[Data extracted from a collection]

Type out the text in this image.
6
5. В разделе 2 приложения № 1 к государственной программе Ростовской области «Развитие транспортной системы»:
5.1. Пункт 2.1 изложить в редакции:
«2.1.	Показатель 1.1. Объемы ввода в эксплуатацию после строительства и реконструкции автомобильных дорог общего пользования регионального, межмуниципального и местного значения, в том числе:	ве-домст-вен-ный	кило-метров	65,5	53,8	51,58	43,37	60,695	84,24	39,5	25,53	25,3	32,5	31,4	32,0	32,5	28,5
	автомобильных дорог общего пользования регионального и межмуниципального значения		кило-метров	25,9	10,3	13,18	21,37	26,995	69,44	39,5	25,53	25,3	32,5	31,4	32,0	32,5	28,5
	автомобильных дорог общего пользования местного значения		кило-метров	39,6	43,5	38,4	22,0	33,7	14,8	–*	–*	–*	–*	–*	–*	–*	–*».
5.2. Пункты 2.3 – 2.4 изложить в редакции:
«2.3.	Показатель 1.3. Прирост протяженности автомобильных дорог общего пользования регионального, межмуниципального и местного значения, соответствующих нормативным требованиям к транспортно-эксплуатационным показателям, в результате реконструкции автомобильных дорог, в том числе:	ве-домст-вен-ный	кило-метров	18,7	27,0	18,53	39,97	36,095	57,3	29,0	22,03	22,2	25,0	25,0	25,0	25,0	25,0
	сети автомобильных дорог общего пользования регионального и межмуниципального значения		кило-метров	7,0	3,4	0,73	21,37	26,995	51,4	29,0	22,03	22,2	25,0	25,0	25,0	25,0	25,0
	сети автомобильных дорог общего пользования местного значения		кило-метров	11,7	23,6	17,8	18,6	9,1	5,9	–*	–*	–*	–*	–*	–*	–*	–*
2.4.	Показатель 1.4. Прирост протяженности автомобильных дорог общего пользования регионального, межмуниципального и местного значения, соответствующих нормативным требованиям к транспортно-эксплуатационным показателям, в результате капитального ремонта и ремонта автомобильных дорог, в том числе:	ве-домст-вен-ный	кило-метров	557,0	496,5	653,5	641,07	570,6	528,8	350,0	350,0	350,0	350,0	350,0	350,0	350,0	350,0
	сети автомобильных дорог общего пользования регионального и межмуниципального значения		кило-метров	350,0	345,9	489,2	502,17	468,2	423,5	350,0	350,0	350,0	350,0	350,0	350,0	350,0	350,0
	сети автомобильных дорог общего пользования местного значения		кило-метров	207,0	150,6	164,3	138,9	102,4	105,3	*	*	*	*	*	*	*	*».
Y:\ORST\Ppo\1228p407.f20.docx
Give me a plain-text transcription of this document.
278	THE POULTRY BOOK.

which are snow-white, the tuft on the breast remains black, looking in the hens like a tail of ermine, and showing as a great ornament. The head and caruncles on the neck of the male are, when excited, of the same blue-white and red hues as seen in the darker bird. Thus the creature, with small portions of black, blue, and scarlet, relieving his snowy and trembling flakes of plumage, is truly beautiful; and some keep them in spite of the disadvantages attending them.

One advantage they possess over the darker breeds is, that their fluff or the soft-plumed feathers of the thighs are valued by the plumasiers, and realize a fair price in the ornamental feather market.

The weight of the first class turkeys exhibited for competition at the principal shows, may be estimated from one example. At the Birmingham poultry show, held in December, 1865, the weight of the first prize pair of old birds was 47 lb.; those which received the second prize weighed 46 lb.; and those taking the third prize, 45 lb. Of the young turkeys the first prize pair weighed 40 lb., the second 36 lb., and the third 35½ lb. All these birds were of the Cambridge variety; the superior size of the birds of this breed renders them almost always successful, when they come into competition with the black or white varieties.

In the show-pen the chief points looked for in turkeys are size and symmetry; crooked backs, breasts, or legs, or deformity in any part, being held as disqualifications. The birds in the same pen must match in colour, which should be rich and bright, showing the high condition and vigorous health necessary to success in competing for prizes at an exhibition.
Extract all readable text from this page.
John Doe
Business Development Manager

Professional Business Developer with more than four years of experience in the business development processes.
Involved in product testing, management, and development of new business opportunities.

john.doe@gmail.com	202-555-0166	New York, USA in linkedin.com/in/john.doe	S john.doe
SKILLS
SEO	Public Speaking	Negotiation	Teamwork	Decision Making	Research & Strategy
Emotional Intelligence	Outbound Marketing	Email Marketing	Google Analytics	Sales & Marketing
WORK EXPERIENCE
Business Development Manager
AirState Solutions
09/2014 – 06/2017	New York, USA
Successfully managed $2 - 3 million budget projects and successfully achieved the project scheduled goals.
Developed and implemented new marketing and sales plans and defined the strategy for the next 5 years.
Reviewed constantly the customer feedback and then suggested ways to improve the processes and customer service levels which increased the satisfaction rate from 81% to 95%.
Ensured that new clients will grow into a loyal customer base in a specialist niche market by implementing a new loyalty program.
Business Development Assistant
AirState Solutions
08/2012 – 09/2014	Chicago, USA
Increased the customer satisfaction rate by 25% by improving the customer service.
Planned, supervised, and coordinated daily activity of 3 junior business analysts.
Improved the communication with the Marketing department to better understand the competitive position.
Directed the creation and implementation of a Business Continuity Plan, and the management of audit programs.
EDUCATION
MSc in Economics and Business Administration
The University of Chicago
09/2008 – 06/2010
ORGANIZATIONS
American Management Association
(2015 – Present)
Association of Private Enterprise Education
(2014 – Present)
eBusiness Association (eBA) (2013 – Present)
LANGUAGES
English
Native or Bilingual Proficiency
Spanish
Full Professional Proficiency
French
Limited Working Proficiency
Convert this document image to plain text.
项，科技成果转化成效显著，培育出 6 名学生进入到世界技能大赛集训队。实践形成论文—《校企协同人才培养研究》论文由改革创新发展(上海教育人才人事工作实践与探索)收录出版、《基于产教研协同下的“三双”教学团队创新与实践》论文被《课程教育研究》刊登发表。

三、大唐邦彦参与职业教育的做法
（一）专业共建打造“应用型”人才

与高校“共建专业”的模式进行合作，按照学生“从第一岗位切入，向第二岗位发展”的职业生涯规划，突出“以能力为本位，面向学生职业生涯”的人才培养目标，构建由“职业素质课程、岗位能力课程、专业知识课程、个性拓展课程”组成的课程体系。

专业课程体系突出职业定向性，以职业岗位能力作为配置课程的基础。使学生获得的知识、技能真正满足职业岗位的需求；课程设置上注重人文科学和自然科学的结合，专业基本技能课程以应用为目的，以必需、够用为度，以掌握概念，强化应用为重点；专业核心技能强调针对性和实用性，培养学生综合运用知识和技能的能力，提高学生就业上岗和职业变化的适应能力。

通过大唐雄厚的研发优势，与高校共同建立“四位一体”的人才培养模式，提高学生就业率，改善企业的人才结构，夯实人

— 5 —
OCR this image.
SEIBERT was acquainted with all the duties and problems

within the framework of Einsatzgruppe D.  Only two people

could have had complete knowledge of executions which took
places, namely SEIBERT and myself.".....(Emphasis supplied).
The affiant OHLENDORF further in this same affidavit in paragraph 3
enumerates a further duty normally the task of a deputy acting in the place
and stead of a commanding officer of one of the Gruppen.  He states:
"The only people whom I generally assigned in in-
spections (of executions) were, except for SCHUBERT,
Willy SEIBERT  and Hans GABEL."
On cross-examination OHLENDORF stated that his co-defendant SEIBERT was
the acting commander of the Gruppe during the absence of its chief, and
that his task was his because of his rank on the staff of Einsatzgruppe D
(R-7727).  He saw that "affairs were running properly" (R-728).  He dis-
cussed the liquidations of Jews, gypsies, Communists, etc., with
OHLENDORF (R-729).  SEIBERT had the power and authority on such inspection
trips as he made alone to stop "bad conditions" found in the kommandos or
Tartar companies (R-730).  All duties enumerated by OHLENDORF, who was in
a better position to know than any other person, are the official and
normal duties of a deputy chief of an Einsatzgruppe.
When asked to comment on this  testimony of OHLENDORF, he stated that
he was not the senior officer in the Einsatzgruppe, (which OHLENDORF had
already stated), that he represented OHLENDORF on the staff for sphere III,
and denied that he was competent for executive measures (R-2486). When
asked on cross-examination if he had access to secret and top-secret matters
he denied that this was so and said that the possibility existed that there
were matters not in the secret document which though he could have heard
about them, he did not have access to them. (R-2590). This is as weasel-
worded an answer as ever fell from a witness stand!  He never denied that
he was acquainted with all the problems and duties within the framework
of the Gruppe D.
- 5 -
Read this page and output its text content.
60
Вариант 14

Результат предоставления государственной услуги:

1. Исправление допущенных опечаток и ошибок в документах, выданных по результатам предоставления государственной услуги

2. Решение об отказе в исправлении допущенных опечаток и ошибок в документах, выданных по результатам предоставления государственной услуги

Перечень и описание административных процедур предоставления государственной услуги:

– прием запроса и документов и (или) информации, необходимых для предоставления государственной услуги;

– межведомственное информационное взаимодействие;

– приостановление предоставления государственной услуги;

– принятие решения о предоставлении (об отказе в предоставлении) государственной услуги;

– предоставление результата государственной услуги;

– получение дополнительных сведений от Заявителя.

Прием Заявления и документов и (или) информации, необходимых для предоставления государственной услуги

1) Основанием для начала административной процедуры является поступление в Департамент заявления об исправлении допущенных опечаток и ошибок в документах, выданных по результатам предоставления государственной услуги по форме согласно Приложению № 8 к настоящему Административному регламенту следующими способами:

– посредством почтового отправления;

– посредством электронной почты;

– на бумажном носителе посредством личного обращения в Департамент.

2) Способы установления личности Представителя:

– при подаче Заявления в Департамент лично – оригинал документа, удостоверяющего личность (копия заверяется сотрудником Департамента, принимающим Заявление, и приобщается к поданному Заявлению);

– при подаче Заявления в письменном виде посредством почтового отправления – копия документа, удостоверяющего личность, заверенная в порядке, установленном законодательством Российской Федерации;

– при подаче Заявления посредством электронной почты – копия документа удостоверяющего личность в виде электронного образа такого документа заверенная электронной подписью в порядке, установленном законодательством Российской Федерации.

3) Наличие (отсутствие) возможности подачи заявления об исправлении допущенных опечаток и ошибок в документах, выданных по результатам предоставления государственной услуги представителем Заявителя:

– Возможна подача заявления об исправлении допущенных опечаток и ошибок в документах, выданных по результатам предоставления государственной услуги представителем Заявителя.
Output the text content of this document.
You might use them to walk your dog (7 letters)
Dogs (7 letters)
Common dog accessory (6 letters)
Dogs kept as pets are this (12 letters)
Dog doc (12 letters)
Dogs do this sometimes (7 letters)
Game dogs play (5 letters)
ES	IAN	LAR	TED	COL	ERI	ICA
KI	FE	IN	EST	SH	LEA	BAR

#### Task brief:
The answer is one number: how many lines of the material above contain "порядке".

#### Written answer:
2